YOUR GOAL: Tally every line of the material that includes "feedback", then give the tally and nothing else.

Start TASK MATERIAL

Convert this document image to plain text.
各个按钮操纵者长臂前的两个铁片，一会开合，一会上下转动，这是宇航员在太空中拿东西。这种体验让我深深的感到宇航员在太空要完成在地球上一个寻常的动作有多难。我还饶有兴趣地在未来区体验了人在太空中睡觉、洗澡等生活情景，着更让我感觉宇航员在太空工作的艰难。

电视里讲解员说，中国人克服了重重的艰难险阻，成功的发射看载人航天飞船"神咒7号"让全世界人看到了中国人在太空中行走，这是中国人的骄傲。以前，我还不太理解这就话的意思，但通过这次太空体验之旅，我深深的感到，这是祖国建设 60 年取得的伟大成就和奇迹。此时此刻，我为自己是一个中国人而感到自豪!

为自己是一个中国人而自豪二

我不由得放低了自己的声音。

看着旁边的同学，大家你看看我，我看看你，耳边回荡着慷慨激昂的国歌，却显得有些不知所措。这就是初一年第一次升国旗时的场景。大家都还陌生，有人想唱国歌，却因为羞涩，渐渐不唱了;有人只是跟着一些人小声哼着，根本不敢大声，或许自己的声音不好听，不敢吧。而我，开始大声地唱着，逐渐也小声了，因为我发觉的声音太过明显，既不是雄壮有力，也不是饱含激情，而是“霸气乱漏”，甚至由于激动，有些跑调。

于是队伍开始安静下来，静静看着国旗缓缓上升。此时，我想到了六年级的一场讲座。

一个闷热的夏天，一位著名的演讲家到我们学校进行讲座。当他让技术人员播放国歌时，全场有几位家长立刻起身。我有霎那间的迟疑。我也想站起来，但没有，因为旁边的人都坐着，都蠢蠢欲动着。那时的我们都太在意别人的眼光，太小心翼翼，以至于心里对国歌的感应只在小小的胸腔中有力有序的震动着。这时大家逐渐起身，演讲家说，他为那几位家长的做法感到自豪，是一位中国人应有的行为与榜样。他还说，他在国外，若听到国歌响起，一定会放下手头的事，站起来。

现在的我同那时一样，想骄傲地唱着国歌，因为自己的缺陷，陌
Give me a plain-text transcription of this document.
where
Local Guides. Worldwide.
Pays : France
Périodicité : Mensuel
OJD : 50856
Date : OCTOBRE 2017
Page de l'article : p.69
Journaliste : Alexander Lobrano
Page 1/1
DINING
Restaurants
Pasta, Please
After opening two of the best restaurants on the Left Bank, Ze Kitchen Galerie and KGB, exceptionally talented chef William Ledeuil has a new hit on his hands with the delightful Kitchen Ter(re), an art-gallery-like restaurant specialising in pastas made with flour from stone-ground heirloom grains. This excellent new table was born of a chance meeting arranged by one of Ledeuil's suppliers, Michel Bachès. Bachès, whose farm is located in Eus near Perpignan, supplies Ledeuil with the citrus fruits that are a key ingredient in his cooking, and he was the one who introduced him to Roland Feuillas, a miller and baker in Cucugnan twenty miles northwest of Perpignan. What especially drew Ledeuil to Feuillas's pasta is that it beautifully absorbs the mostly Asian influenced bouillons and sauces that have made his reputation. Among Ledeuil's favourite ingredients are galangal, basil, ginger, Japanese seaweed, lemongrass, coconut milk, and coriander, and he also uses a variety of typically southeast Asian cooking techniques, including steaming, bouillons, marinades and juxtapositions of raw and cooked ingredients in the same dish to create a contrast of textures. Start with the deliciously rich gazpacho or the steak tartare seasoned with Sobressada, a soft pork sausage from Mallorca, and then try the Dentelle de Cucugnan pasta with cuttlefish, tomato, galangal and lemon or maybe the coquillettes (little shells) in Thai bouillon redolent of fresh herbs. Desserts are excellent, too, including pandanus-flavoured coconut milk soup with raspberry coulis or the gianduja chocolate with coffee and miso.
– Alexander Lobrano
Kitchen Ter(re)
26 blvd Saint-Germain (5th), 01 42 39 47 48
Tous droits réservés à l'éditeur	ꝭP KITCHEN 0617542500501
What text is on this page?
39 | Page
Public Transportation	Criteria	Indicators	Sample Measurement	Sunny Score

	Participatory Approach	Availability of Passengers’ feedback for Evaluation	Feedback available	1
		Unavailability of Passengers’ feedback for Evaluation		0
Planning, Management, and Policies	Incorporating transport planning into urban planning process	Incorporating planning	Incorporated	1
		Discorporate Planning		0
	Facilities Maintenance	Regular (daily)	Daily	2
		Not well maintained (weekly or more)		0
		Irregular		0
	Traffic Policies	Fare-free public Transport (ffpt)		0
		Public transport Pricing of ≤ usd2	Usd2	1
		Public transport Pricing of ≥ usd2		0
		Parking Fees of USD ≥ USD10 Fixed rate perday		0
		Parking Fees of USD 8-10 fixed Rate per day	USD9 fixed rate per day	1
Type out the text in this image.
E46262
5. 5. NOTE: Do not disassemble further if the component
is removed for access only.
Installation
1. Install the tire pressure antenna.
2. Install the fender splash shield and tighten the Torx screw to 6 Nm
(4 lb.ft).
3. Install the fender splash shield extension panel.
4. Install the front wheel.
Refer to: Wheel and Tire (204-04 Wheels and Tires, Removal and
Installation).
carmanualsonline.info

End TASK MATERIAL

TASK RESULT: 2